* [Required task]
Provide the records once more, identical to the original.

+++ Task data

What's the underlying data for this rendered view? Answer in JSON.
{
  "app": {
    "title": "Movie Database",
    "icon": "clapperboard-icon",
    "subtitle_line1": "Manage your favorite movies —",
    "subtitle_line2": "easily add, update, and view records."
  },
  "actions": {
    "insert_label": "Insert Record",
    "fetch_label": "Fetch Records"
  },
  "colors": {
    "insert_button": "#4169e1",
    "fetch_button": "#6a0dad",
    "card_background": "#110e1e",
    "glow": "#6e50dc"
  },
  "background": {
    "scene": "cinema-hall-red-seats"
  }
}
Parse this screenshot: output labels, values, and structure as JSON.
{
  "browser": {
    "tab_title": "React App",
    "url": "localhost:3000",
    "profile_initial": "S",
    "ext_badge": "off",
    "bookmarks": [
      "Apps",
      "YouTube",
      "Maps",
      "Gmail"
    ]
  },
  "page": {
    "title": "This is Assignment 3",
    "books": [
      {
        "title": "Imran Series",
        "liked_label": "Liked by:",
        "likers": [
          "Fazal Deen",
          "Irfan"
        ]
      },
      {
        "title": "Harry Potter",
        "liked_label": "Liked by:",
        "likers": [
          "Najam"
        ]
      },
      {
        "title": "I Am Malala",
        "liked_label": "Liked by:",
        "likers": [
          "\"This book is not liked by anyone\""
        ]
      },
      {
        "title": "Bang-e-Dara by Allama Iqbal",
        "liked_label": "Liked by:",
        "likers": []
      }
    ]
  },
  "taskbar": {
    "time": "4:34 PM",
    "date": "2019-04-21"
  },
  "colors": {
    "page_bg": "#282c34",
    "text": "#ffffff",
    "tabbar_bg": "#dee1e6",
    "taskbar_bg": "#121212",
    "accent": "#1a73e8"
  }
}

++++++

* [Full solution]
What's the underlying data for this rendered view? Answer in JSON.
{
  "app": {
    "title": "Movie Database",
    "icon": "clapperboard-icon",
    "subtitle_line1": "Manage your favorite movies —",
    "subtitle_line2": "easily add, update, and view records."
  },
  "actions": {
    "insert_label": "Insert Record",
    "fetch_label": "Fetch Records"
  },
  "colors": {
    "insert_button": "#4169e1",
    "fetch_button": "#6a0dad",
    "card_background": "#110e1e",
    "glow": "#6e50dc"
  },
  "background": {
    "scene": "cinema-hall-red-seats"
  }
}
Parse this screenshot: output labels, values, and structure as JSON.
{
  "browser": {
    "tab_title": "React App",
    "url": "localhost:3000",
    "profile_initial": "S",
    "ext_badge": "off",
    "bookmarks": [
      "Apps",
      "YouTube",
      "Maps",
      "Gmail"
    ]
  },
  "page": {
    "title": "This is Assignment 3",
    "books": [
      {
        "title": "Imran Series",
        "liked_label": "Liked by:",
        "likers": [
          "Fazal Deen",
          "Irfan"
        ]
      },
      {
        "title": "Harry Potter",
        "liked_label": "Liked by:",
        "likers": [
          "Najam"
        ]
      },
      {
        "title": "I Am Malala",
        "liked_label": "Liked by:",
        "likers": [
          "\"This book is not liked by anyone\""
        ]
      },
      {
        "title": "Bang-e-Dara by Allama Iqbal",
        "liked_label": "Liked by:",
        "likers": []
      }
    ]
  },
  "taskbar": {
    "time": "4:34 PM",
    "date": "2019-04-21"
  },
  "colors": {
    "page_bg": "#282c34",
    "text": "#ffffff",
    "tabbar_bg": "#dee1e6",
    "taskbar_bg": "#121212",
    "accent": "#1a73e8"
  }
}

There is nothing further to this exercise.